┌──

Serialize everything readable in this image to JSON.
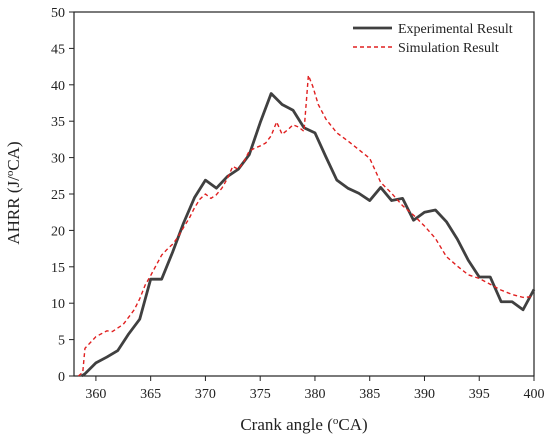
{
  "chart_data": {
    "type": "line",
    "xlabel_main": "Crank angle (",
    "xlabel_sup": "o",
    "xlabel_end": "CA)",
    "ylabel_main": "AHRR (J/",
    "ylabel_sup": "o",
    "ylabel_end": "CA)",
    "xlim": [
      358,
      400
    ],
    "ylim": [
      0,
      50
    ],
    "xticks": [
      360,
      365,
      370,
      375,
      380,
      385,
      390,
      395,
      400
    ],
    "yticks": [
      0,
      5,
      10,
      15,
      20,
      25,
      30,
      35,
      40,
      45,
      50
    ],
    "legend_position": "top-right",
    "series": [
      {
        "name": "Experimental Result",
        "color": "#404040",
        "style": "solid",
        "x": [
          358.7,
          359,
          360,
          361,
          362,
          363,
          364,
          365,
          366,
          367,
          368,
          369,
          370,
          371,
          372,
          373,
          374,
          375,
          376,
          377,
          378,
          379,
          380,
          381,
          382,
          383,
          384,
          385,
          386,
          387,
          388,
          389,
          390,
          391,
          392,
          393,
          394,
          395,
          396,
          397,
          398,
          399,
          400
        ],
        "y": [
          0,
          0.3,
          1.8,
          2.6,
          3.5,
          5.8,
          7.8,
          13.3,
          13.3,
          17,
          21,
          24.5,
          26.9,
          25.8,
          27.4,
          28.4,
          30.4,
          34.8,
          38.8,
          37.3,
          36.5,
          34.1,
          33.4,
          30.1,
          26.9,
          25.8,
          25.1,
          24.1,
          25.9,
          24.1,
          24.4,
          21.4,
          22.5,
          22.8,
          21.2,
          18.8,
          15.9,
          13.6,
          13.6,
          10.2,
          10.2,
          9.1,
          11.9
        ]
      },
      {
        "name": "Simulation Result",
        "color": "#e02020",
        "style": "dashed",
        "x": [
          358.4,
          358.8,
          359,
          359.5,
          360,
          360.5,
          361,
          361.5,
          362,
          362.5,
          363,
          363.5,
          364,
          364.5,
          365,
          365.5,
          366,
          366.5,
          367,
          367.5,
          368,
          368.5,
          369,
          369.5,
          370,
          370.5,
          371,
          371.5,
          372,
          372.5,
          373,
          373.5,
          374,
          374.5,
          375,
          375.5,
          376,
          376.5,
          377,
          377.5,
          378,
          378.5,
          379,
          379.4,
          379.8,
          380.3,
          381,
          382,
          383,
          384,
          385,
          386,
          387,
          388,
          389,
          390,
          391,
          392,
          393,
          394,
          395,
          396,
          397,
          398,
          399,
          400
        ],
        "y": [
          0,
          0.5,
          3.8,
          4.6,
          5.4,
          5.8,
          6.2,
          6.1,
          6.6,
          7.1,
          8.1,
          9.1,
          10.6,
          12.5,
          13.8,
          15.2,
          16.6,
          17.4,
          18.1,
          19.1,
          20.4,
          21.6,
          23.1,
          24.3,
          25,
          24.4,
          24.9,
          25.8,
          27.1,
          28.8,
          28.4,
          29.4,
          30.9,
          31.3,
          31.6,
          32,
          33,
          34.9,
          33.2,
          33.8,
          34.5,
          34.2,
          33.6,
          41.3,
          39.8,
          37.3,
          35.3,
          33.4,
          32.3,
          31.1,
          29.9,
          26.6,
          25.1,
          23.4,
          22.1,
          20.6,
          18.9,
          16.4,
          15.1,
          13.9,
          13.4,
          12.6,
          11.8,
          11.2,
          10.8,
          10.9
        ]
      }
    ]
  }
}
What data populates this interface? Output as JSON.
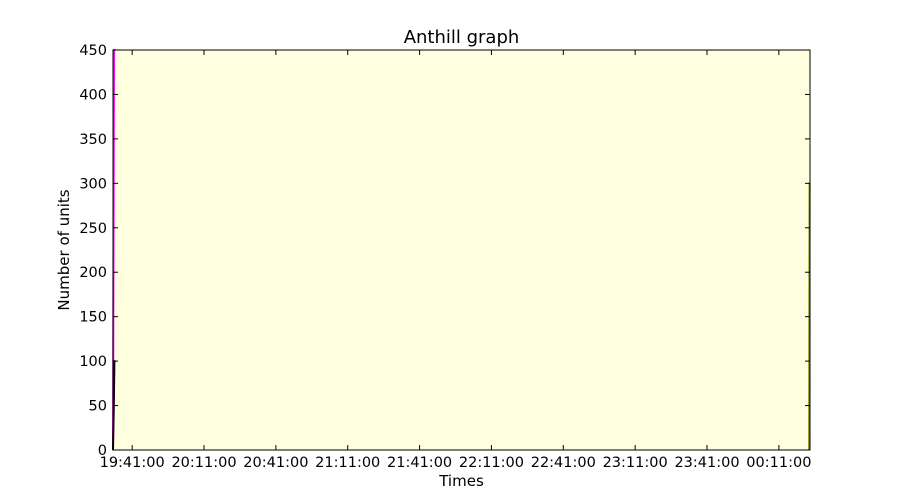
{
  "chart_data": {
    "type": "line",
    "title": "Anthill graph",
    "xlabel": "Times",
    "ylabel": "Number of units",
    "ylim": [
      0,
      450
    ],
    "xlim": [
      "19:33:00",
      "00:24:00"
    ],
    "yticks": [
      0,
      50,
      100,
      150,
      200,
      250,
      300,
      350,
      400,
      450
    ],
    "xticks": [
      "19:41:00",
      "20:11:00",
      "20:41:00",
      "21:11:00",
      "21:41:00",
      "22:11:00",
      "22:41:00",
      "23:11:00",
      "23:41:00",
      "00:11:00"
    ],
    "grid": false,
    "legend": "none",
    "plot_background": "#ffffe0",
    "series": [
      {
        "color": "#ff00ff",
        "points": [
          [
            "19:33:00",
            0
          ],
          [
            "19:33:25",
            450
          ],
          [
            "19:34:00",
            450
          ]
        ]
      },
      {
        "color": "#000000",
        "points": [
          [
            "19:33:00",
            0
          ],
          [
            "19:33:20",
            50
          ],
          [
            "19:33:35",
            100
          ],
          [
            "19:34:00",
            100
          ]
        ]
      },
      {
        "color": "#808000",
        "points": [
          [
            "00:23:40",
            0
          ],
          [
            "00:23:50",
            300
          ],
          [
            "00:24:00",
            300
          ]
        ]
      }
    ]
  }
}
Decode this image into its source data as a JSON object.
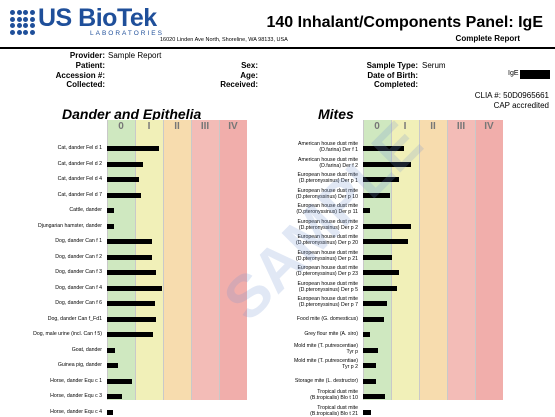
{
  "header": {
    "logo_text": "US BioTek",
    "logo_sub": "LABORATORIES",
    "address": "16020 Linden Ave North, Shoreline, WA 98133, USA",
    "title": "140 Inhalant/Components Panel: IgE",
    "subtitle": "Complete Report",
    "brand_color": "#1f4f9a"
  },
  "info": {
    "provider_label": "Provider:",
    "provider_value": "Sample Report",
    "patient_label": "Patient:",
    "accession_label": "Accession #:",
    "collected_label": "Collected:",
    "sex_label": "Sex:",
    "age_label": "Age:",
    "received_label": "Received:",
    "sample_type_label": "Sample Type:",
    "sample_type_value": "Serum",
    "dob_label": "Date of Birth:",
    "completed_label": "Completed:",
    "ige_label": "IgE",
    "clia": "CLIA #: 50D0965661",
    "cap": "CAP accredited"
  },
  "class_labels": [
    "0",
    "I",
    "II",
    "III",
    "IV"
  ],
  "zone_colors": [
    "#cfe8c0",
    "#f1f0b8",
    "#f7dcae",
    "#f3bcb7",
    "#f1aeab"
  ],
  "sections": [
    {
      "title": "Dander and Epithelia",
      "rows": [
        {
          "label": "Cat, dander Fel d 1",
          "value": 1.85
        },
        {
          "label": "Cat, dander Fel d 2",
          "value": 1.3
        },
        {
          "label": "Cat, dander Fel d 4",
          "value": 1.15
        },
        {
          "label": "Cat, dander Fel d 7",
          "value": 1.2
        },
        {
          "label": "Cattle, dander",
          "value": 0.25
        },
        {
          "label": "Djungarian hamster, dander",
          "value": 0.25
        },
        {
          "label": "Dog, dander Can f 1",
          "value": 1.6
        },
        {
          "label": "Dog, dander Can f 2",
          "value": 1.6
        },
        {
          "label": "Dog, dander Can f 3",
          "value": 1.75
        },
        {
          "label": "Dog, dander Can f 4",
          "value": 1.95
        },
        {
          "label": "Dog, dander Can f 6",
          "value": 1.7
        },
        {
          "label": "Dog, dander Can f_Fd1",
          "value": 1.75
        },
        {
          "label": "Dog, male urine (incl. Can f 5)",
          "value": 1.65
        },
        {
          "label": "Goat, dander",
          "value": 0.3
        },
        {
          "label": "Guinea pig, dander",
          "value": 0.4
        },
        {
          "label": "Horse, dander Equ c 1",
          "value": 0.9
        },
        {
          "label": "Horse, dander Equ c 3",
          "value": 0.55
        },
        {
          "label": "Horse, dander Equ c 4",
          "value": 0.2
        }
      ]
    },
    {
      "title": "Mites",
      "rows": [
        {
          "label": "American house dust mite|(D.farina) Der f 1",
          "value": 1.45
        },
        {
          "label": "American house dust mite|(D.farina) Der f 2",
          "value": 1.7
        },
        {
          "label": "European house dust mite|(D.pteronyssinus) Der p 1",
          "value": 1.3
        },
        {
          "label": "European house dust mite|(D.pteronyssinus) Der p 10",
          "value": 0.95
        },
        {
          "label": "European house dust mite|(D.pteronyssinus) Der p 11",
          "value": 0.25
        },
        {
          "label": "European house dust mite|(D.pteronyssinus) Der p 2",
          "value": 1.7
        },
        {
          "label": "European house dust mite|(D.pteronyssinus) Der p 20",
          "value": 1.6
        },
        {
          "label": "European house dust mite|(D.pteronyssinus) Der p 21",
          "value": 1.05
        },
        {
          "label": "European house dust mite|(D.pteronyssinus) Der p 23",
          "value": 1.3
        },
        {
          "label": "European house dust mite|(D.pteronyssinus) Der p 5",
          "value": 1.2
        },
        {
          "label": "European house dust mite|(D.pteronyssinus) Der p 7",
          "value": 0.85
        },
        {
          "label": "Food mite (G. domesticus)",
          "value": 0.75
        },
        {
          "label": "Grey flour mite (A. siro)",
          "value": 0.25
        },
        {
          "label": "Mold mite (T. putrescentiae)|Tyr p",
          "value": 0.55
        },
        {
          "label": "Mold mite (T. putrescentiae)|Tyr p 2",
          "value": 0.45
        },
        {
          "label": "Storage mite (L. destructor)",
          "value": 0.45
        },
        {
          "label": "Tropical dust mite|(B.tropicalis) Blo t 10",
          "value": 0.8
        },
        {
          "label": "Tropical dust mite|(B.tropicalis) Blo t 21",
          "value": 0.3
        }
      ]
    }
  ],
  "watermark": "SAMPLE"
}
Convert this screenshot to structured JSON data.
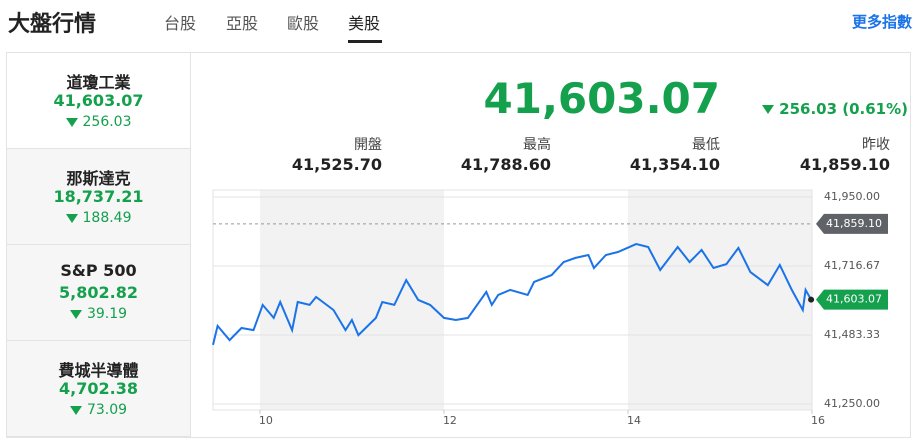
{
  "header": {
    "title": "大盤行情",
    "tabs": [
      "台股",
      "亞股",
      "歐股",
      "美股"
    ],
    "active_tab": 3,
    "more_link": "更多指數"
  },
  "indices": {
    "selected": 0,
    "items": [
      {
        "name": "道瓊工業",
        "value": "41,603.07",
        "change": "256.03"
      },
      {
        "name": "那斯達克",
        "value": "18,737.21",
        "change": "188.49"
      },
      {
        "name": "S&P 500",
        "value": "5,802.82",
        "change": "39.19"
      },
      {
        "name": "費城半導體",
        "value": "4,702.38",
        "change": "73.09"
      }
    ]
  },
  "quote": {
    "price": "41,603.07",
    "change": "256.03 (0.61%)",
    "stats": [
      {
        "label": "開盤",
        "value": "41,525.70"
      },
      {
        "label": "最高",
        "value": "41,788.60"
      },
      {
        "label": "最低",
        "value": "41,354.10"
      },
      {
        "label": "昨收",
        "value": "41,859.10"
      }
    ]
  },
  "chart_data": {
    "type": "line",
    "color": "#1a73e8",
    "x": [
      9.49,
      9.54,
      9.67,
      9.8,
      9.93,
      10.03,
      10.15,
      10.22,
      10.35,
      10.41,
      10.54,
      10.61,
      10.8,
      10.93,
      11.0,
      11.07,
      11.26,
      11.33,
      11.46,
      11.59,
      11.72,
      11.85,
      12.0,
      12.13,
      12.26,
      12.46,
      12.52,
      12.59,
      12.72,
      12.91,
      12.98,
      13.17,
      13.3,
      13.43,
      13.57,
      13.63,
      13.76,
      13.89,
      14.09,
      14.22,
      14.35,
      14.54,
      14.67,
      14.8,
      14.93,
      15.07,
      15.2,
      15.33,
      15.52,
      15.65,
      15.78,
      15.9,
      15.93,
      15.99
    ],
    "values": [
      41450,
      41514,
      41466,
      41507,
      41500,
      41585,
      41541,
      41595,
      41500,
      41595,
      41585,
      41612,
      41568,
      41500,
      41534,
      41483,
      41541,
      41595,
      41585,
      41669,
      41602,
      41585,
      41541,
      41534,
      41541,
      41629,
      41585,
      41619,
      41636,
      41619,
      41663,
      41686,
      41730,
      41744,
      41754,
      41710,
      41754,
      41764,
      41791,
      41781,
      41703,
      41781,
      41730,
      41771,
      41710,
      41723,
      41778,
      41696,
      41652,
      41720,
      41636,
      41568,
      41636,
      41603.07
    ],
    "xlim": [
      9.49,
      16
    ],
    "xticks": [
      10,
      12,
      14,
      16
    ],
    "ylim": [
      41250,
      41950
    ],
    "yticks": [
      {
        "value": 41250,
        "label": "41,250.00"
      },
      {
        "value": 41483.33,
        "label": "41,483.33"
      },
      {
        "value": 41716.67,
        "label": "41,716.67"
      },
      {
        "value": 41950,
        "label": "41,950.00"
      }
    ],
    "reference_line": {
      "value": 41859.1,
      "label": "41,859.10"
    },
    "grid": true
  }
}
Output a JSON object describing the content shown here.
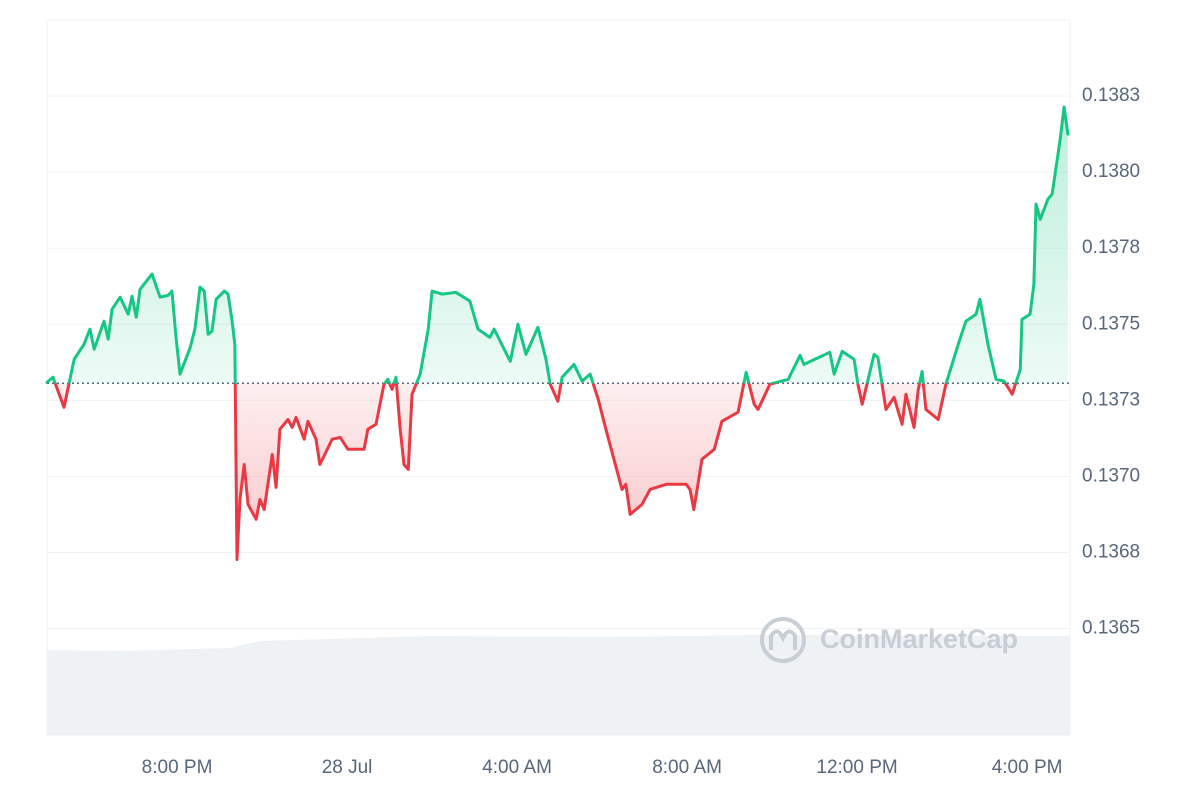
{
  "chart_data": {
    "type": "line",
    "watermark": "CoinMarketCap",
    "baseline": 0.137306,
    "up_color": "#16c784",
    "down_color": "#ea3943",
    "xlim": [
      16.94,
      41.01
    ],
    "xticks": [
      {
        "value": 20,
        "label": "8:00 PM"
      },
      {
        "value": 24,
        "label": "28 Jul"
      },
      {
        "value": 28,
        "label": "4:00 AM"
      },
      {
        "value": 32,
        "label": "8:00 AM"
      },
      {
        "value": 36,
        "label": "12:00 PM"
      },
      {
        "value": 40,
        "label": "4:00 PM"
      }
    ],
    "ylim": [
      0.13615,
      0.1385
    ],
    "yticks": [
      {
        "value": 0.13825,
        "label": "0.1383"
      },
      {
        "value": 0.138,
        "label": "0.1380"
      },
      {
        "value": 0.13775,
        "label": "0.1378"
      },
      0.1375,
      {
        "value": 0.13725,
        "label": "0.1373"
      },
      {
        "value": 0.137,
        "label": "0.1370"
      },
      {
        "value": 0.13675,
        "label": "0.1368"
      },
      0.1365
    ],
    "grid": true,
    "x": [
      16.94,
      17.08,
      17.34,
      17.58,
      17.81,
      17.95,
      18.05,
      18.28,
      18.38,
      18.47,
      18.66,
      18.85,
      18.94,
      19.04,
      19.13,
      19.41,
      19.6,
      19.79,
      19.88,
      19.98,
      20.07,
      20.31,
      20.42,
      20.54,
      20.64,
      20.73,
      20.82,
      20.92,
      21.11,
      21.2,
      21.29,
      21.36,
      21.41,
      21.48,
      21.58,
      21.67,
      21.86,
      21.95,
      22.05,
      22.24,
      22.33,
      22.42,
      22.61,
      22.71,
      22.8,
      22.99,
      23.08,
      23.27,
      23.36,
      23.65,
      23.84,
      24.02,
      24.4,
      24.49,
      24.68,
      24.87,
      24.96,
      25.06,
      25.15,
      25.25,
      25.34,
      25.44,
      25.53,
      25.72,
      25.91,
      26.0,
      26.24,
      26.56,
      26.89,
      27.08,
      27.36,
      27.46,
      27.84,
      28.02,
      28.21,
      28.49,
      28.68,
      28.78,
      28.96,
      29.06,
      29.34,
      29.53,
      29.72,
      29.91,
      30.09,
      30.28,
      30.47,
      30.56,
      30.66,
      30.94,
      31.13,
      31.51,
      31.98,
      32.07,
      32.16,
      32.35,
      32.64,
      32.82,
      33.2,
      33.39,
      33.58,
      33.67,
      33.95,
      34.38,
      34.66,
      34.75,
      35.36,
      35.46,
      35.65,
      35.93,
      36.02,
      36.12,
      36.4,
      36.49,
      36.68,
      36.87,
      37.06,
      37.15,
      37.34,
      37.44,
      37.53,
      37.62,
      37.91,
      38.09,
      38.38,
      38.56,
      38.8,
      38.89,
      39.08,
      39.27,
      39.46,
      39.65,
      39.84,
      39.88,
      40.07,
      40.16,
      40.21,
      40.31,
      40.49,
      40.59,
      40.78,
      40.87,
      40.96
    ],
    "values": [
      0.137309,
      0.137326,
      0.137227,
      0.137385,
      0.137434,
      0.137484,
      0.137418,
      0.13751,
      0.137451,
      0.137549,
      0.137589,
      0.137533,
      0.137592,
      0.137523,
      0.137615,
      0.137665,
      0.137589,
      0.137595,
      0.137609,
      0.137451,
      0.137336,
      0.137424,
      0.137484,
      0.137622,
      0.137609,
      0.137467,
      0.137477,
      0.137582,
      0.137609,
      0.137599,
      0.137516,
      0.137434,
      0.136727,
      0.136924,
      0.137039,
      0.136908,
      0.136859,
      0.136924,
      0.136891,
      0.137072,
      0.136964,
      0.137155,
      0.137187,
      0.137161,
      0.137194,
      0.137122,
      0.137181,
      0.137122,
      0.137039,
      0.137122,
      0.137128,
      0.137089,
      0.137089,
      0.137155,
      0.137171,
      0.137303,
      0.137319,
      0.137286,
      0.137326,
      0.137155,
      0.137039,
      0.137023,
      0.13727,
      0.137336,
      0.137484,
      0.137609,
      0.137599,
      0.137605,
      0.137576,
      0.137484,
      0.137457,
      0.137484,
      0.137378,
      0.1375,
      0.137401,
      0.13749,
      0.137385,
      0.137303,
      0.137247,
      0.137326,
      0.137368,
      0.137313,
      0.137336,
      0.137253,
      0.137155,
      0.137056,
      0.136957,
      0.136974,
      0.136875,
      0.136908,
      0.136957,
      0.136974,
      0.136974,
      0.136957,
      0.136891,
      0.137056,
      0.137089,
      0.137181,
      0.137211,
      0.137342,
      0.137237,
      0.13722,
      0.137303,
      0.137319,
      0.137398,
      0.137368,
      0.137408,
      0.137336,
      0.137411,
      0.137385,
      0.137303,
      0.137237,
      0.137401,
      0.137391,
      0.13722,
      0.13726,
      0.137171,
      0.13727,
      0.137161,
      0.137286,
      0.137345,
      0.13722,
      0.137187,
      0.137303,
      0.137434,
      0.13751,
      0.137533,
      0.137582,
      0.137434,
      0.137319,
      0.137313,
      0.13727,
      0.137352,
      0.137516,
      0.137533,
      0.137632,
      0.137895,
      0.137845,
      0.137911,
      0.137928,
      0.138109,
      0.138214,
      0.138125
    ]
  }
}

└──

Lines holding the word "American" in the entries above are the ones to pull out. Copy them all.

## Worked answer
          "label": "American house dust mite|(D.farina) Der f 1",
          "label": "American house dust mite|(D.farina) Der f 2",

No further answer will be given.